### INSTRUCTIONS TO FOLLOW
Pull out the lines from the one containing "Read all visible content and emit it as JSON." through the final line of the listing below and repeat them exactly. Leave the pictures behind.

-- RECORDS SHOWN start --

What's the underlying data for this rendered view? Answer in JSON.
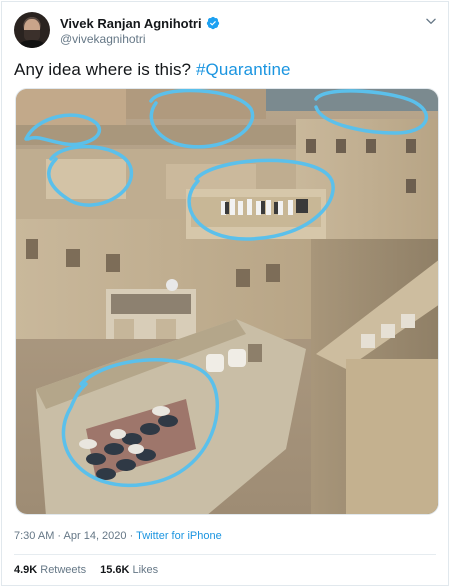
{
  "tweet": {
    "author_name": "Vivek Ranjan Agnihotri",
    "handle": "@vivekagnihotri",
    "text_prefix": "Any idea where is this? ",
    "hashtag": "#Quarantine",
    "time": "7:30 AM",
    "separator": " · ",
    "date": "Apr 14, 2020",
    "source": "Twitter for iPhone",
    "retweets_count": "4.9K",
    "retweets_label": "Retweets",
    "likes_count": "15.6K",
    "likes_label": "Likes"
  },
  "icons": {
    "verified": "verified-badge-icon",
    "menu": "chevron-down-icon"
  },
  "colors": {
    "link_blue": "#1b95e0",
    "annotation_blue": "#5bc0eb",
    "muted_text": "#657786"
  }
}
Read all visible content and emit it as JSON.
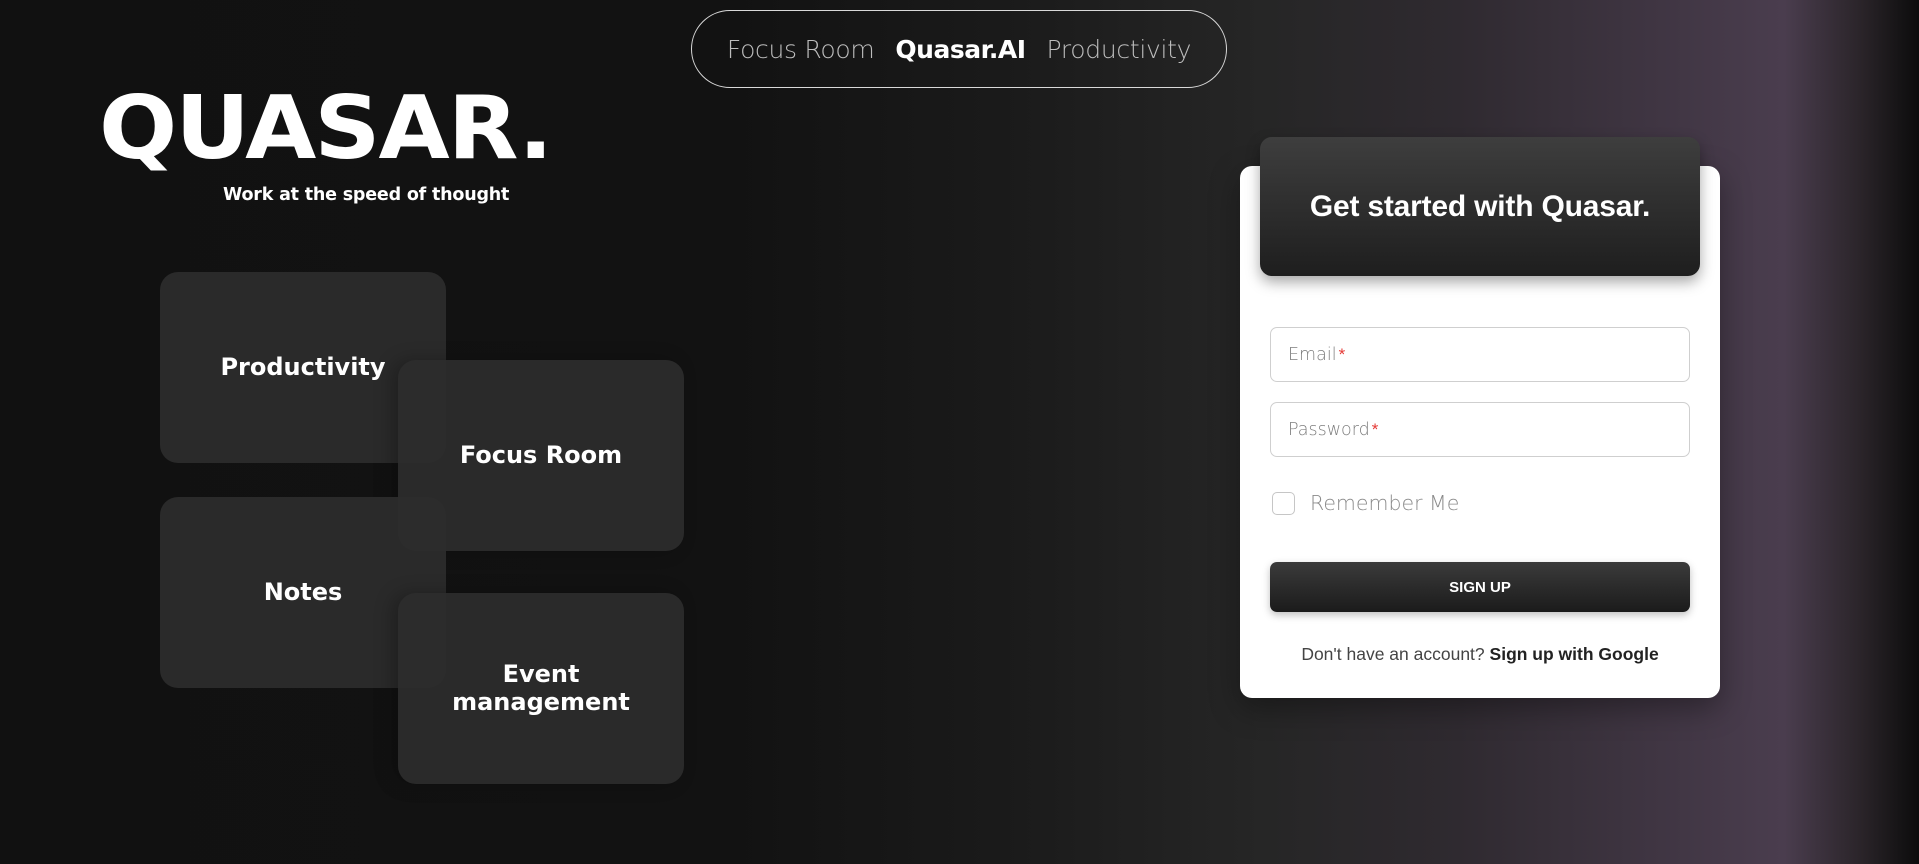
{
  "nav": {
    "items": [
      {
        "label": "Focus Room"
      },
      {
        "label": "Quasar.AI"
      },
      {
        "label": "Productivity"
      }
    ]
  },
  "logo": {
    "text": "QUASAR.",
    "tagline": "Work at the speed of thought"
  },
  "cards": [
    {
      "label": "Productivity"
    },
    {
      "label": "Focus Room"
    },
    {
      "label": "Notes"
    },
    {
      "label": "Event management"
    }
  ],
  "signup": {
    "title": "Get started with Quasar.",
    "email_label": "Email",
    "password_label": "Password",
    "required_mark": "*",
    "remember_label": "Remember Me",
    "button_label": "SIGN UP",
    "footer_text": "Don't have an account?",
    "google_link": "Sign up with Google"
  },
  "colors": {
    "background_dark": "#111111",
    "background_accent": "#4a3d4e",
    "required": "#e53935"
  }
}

-- RECORDS SHOWN end --

### RESPONSE
Read all visible content and emit it as JSON.
{
  "nav": {
    "items": [
      {
        "label": "Focus Room"
      },
      {
        "label": "Quasar.AI"
      },
      {
        "label": "Productivity"
      }
    ]
  },
  "logo": {
    "text": "QUASAR.",
    "tagline": "Work at the speed of thought"
  },
  "cards": [
    {
      "label": "Productivity"
    },
    {
      "label": "Focus Room"
    },
    {
      "label": "Notes"
    },
    {
      "label": "Event management"
    }
  ],
  "signup": {
    "title": "Get started with Quasar.",
    "email_label": "Email",
    "password_label": "Password",
    "required_mark": "*",
    "remember_label": "Remember Me",
    "button_label": "SIGN UP",
    "footer_text": "Don't have an account?",
    "google_link": "Sign up with Google"
  },
  "colors": {
    "background_dark": "#111111",
    "background_accent": "#4a3d4e",
    "required": "#e53935"
  }
}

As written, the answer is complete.